Dataset items:
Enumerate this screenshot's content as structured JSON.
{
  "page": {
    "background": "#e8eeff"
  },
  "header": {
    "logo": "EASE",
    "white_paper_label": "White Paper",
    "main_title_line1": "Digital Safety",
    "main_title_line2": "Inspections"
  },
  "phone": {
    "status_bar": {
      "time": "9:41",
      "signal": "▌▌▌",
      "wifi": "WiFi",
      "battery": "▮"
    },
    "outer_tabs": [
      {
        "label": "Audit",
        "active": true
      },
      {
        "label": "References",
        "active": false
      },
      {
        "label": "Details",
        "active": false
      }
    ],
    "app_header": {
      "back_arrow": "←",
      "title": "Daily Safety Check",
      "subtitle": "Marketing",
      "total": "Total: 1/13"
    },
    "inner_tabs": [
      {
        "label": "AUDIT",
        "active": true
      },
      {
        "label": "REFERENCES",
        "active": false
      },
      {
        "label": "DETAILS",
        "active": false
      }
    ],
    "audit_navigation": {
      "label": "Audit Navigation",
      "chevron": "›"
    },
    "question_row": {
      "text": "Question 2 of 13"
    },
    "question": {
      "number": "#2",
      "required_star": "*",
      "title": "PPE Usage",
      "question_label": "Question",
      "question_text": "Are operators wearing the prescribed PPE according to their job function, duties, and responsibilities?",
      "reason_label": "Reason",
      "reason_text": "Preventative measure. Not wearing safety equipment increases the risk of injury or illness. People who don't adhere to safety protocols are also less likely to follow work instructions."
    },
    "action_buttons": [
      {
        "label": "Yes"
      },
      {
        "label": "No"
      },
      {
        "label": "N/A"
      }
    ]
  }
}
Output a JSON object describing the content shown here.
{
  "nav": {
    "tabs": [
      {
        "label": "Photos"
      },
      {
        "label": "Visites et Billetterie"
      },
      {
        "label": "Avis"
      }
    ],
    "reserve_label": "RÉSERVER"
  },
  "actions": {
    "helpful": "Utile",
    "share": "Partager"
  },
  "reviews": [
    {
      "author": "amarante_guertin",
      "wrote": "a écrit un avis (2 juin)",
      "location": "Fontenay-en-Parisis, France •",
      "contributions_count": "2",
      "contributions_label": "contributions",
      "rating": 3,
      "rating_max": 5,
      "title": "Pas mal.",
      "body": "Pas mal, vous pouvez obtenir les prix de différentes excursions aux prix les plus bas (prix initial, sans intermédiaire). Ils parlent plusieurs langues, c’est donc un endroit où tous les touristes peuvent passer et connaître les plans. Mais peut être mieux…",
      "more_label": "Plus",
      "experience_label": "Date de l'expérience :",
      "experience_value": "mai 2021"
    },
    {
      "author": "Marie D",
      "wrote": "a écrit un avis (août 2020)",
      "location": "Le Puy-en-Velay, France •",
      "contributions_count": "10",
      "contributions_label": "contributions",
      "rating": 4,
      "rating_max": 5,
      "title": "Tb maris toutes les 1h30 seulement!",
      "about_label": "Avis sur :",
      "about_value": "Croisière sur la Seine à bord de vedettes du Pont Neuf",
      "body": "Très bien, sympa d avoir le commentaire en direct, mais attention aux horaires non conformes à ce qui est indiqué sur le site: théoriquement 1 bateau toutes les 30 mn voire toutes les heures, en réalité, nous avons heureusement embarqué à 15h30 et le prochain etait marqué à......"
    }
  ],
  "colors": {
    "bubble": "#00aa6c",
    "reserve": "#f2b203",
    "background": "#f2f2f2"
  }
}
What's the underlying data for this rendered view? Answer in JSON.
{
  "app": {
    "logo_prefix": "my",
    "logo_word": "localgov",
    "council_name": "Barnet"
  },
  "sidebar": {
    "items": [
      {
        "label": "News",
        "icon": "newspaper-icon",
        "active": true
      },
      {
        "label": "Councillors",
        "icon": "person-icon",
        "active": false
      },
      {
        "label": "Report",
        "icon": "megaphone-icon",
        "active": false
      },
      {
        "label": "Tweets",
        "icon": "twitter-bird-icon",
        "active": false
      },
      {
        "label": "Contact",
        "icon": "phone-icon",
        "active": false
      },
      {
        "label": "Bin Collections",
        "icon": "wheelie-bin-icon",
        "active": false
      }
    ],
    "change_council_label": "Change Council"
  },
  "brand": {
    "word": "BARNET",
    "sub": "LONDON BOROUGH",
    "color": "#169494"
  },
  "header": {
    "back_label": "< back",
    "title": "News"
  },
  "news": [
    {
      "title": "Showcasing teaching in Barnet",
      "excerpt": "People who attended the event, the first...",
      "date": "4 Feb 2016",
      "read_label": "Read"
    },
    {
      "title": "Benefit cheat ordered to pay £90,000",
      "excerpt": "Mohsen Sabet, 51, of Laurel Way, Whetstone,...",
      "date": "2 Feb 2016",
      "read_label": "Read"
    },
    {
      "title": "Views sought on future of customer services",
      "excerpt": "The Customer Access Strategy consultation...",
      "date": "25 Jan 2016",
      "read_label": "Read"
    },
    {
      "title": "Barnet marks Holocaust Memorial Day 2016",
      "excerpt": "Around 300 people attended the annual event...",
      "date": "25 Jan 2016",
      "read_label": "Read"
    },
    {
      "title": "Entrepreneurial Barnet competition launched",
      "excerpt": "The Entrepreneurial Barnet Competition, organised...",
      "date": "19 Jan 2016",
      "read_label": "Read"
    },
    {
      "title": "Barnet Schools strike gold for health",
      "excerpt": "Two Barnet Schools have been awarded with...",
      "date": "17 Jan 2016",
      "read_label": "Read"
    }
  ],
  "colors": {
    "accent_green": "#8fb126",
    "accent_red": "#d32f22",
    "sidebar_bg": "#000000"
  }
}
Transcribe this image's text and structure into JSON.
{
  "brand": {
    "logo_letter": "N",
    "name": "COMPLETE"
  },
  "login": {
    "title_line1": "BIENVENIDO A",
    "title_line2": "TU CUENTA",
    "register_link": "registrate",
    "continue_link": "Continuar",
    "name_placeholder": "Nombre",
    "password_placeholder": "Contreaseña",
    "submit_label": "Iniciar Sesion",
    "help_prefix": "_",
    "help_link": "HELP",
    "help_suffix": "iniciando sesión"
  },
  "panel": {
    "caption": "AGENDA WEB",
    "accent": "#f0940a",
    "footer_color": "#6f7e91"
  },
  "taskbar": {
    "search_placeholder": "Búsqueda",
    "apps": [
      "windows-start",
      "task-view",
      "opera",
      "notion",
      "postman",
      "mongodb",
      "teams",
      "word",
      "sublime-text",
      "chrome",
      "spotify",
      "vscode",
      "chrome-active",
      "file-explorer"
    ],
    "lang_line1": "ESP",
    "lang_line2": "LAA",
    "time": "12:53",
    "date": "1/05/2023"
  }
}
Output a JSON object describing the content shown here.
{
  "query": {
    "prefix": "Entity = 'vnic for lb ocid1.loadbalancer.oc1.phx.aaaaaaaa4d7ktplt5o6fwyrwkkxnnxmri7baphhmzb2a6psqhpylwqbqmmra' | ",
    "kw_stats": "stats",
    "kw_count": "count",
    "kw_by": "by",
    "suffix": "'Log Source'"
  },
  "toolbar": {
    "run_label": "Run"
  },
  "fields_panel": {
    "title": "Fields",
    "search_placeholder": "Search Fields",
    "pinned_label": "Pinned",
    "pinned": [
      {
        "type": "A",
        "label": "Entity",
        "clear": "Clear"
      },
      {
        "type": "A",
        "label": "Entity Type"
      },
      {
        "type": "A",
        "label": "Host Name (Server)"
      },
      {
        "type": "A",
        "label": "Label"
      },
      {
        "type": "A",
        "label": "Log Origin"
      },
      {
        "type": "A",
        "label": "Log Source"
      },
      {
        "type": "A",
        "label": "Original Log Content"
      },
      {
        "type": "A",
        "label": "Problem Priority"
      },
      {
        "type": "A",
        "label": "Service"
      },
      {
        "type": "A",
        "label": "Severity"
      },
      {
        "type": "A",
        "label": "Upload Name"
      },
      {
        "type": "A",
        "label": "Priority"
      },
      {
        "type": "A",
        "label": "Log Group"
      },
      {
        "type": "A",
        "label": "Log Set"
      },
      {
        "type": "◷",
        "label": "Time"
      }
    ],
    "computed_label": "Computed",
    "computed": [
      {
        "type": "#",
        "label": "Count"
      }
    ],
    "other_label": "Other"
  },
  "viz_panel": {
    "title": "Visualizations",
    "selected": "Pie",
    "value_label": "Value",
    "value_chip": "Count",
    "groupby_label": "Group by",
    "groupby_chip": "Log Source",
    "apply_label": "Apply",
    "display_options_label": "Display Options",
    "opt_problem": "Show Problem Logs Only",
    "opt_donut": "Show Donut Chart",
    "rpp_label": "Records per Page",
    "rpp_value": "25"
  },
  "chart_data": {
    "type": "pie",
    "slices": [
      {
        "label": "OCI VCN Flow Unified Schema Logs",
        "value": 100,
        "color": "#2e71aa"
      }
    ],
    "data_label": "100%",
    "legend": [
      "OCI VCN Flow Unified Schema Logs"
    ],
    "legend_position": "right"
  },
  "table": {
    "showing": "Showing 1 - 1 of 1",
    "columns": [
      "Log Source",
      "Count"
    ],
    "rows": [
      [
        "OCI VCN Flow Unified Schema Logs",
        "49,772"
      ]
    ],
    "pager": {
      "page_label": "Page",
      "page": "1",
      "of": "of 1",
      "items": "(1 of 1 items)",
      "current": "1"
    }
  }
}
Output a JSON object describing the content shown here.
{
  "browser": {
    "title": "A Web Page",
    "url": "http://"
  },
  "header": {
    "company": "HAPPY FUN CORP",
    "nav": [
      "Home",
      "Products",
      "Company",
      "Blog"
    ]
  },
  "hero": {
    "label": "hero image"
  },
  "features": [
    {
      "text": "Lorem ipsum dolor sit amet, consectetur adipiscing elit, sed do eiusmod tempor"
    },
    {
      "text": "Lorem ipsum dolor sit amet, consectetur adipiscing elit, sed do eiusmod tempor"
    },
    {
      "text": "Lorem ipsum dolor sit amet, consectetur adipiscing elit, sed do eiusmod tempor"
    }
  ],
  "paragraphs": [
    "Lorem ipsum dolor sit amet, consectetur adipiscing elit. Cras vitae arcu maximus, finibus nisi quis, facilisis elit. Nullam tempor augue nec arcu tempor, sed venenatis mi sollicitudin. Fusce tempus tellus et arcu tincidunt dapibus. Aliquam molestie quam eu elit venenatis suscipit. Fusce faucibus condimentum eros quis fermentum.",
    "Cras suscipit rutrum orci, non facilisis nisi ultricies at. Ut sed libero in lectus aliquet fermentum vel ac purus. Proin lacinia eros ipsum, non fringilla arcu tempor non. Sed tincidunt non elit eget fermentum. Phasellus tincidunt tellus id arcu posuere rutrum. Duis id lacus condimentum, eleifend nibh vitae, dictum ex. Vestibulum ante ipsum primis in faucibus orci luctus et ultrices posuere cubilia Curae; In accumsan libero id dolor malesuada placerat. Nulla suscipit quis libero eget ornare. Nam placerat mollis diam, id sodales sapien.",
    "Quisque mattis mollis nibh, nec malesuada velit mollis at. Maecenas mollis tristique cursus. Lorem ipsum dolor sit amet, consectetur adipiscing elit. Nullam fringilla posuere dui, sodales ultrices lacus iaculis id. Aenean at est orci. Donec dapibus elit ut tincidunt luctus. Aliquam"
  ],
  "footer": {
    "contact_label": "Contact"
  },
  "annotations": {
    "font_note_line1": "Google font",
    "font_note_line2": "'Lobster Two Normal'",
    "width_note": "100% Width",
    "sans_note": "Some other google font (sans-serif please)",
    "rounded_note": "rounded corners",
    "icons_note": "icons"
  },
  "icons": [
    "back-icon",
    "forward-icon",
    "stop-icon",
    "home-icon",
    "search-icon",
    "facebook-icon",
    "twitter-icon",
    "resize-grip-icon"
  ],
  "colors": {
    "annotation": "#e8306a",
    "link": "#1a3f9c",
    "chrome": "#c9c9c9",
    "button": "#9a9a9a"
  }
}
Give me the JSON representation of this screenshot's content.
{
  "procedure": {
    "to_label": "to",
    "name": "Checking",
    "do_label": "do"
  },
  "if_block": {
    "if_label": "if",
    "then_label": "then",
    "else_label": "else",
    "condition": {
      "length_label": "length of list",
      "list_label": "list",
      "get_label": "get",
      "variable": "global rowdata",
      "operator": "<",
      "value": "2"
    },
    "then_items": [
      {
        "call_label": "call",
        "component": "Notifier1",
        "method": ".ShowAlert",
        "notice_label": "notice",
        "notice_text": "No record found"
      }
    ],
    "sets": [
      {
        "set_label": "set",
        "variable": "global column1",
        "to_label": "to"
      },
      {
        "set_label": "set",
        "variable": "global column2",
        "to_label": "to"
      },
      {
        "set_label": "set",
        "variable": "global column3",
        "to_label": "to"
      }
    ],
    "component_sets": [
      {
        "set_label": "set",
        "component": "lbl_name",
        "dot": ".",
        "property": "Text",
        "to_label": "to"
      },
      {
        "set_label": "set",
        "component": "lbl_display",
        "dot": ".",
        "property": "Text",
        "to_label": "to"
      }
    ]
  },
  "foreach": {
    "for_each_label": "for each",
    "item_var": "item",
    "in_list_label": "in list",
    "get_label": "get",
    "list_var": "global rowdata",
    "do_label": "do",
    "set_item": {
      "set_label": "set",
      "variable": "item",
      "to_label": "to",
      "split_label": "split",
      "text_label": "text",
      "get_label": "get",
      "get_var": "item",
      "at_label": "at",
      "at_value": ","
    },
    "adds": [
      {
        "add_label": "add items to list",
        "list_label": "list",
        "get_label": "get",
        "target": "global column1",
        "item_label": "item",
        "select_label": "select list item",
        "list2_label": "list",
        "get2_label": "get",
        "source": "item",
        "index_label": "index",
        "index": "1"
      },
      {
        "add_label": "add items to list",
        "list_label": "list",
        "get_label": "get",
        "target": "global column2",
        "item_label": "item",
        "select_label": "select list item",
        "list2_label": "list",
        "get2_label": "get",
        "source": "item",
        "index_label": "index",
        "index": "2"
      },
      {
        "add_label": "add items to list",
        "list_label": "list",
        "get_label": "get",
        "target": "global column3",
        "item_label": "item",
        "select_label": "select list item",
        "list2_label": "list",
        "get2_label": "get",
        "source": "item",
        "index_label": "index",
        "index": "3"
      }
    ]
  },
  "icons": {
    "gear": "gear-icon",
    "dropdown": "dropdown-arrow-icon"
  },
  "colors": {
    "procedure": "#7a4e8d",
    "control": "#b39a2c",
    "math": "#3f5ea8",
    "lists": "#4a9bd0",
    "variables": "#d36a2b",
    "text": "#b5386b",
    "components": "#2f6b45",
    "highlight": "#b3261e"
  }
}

**What you are asked to do:** Find each line that has the word "écrit", then copy it out.

**Exercise result:**
      "wrote": "a écrit un avis (2 juin)",
      "wrote": "a écrit un avis (août 2020)",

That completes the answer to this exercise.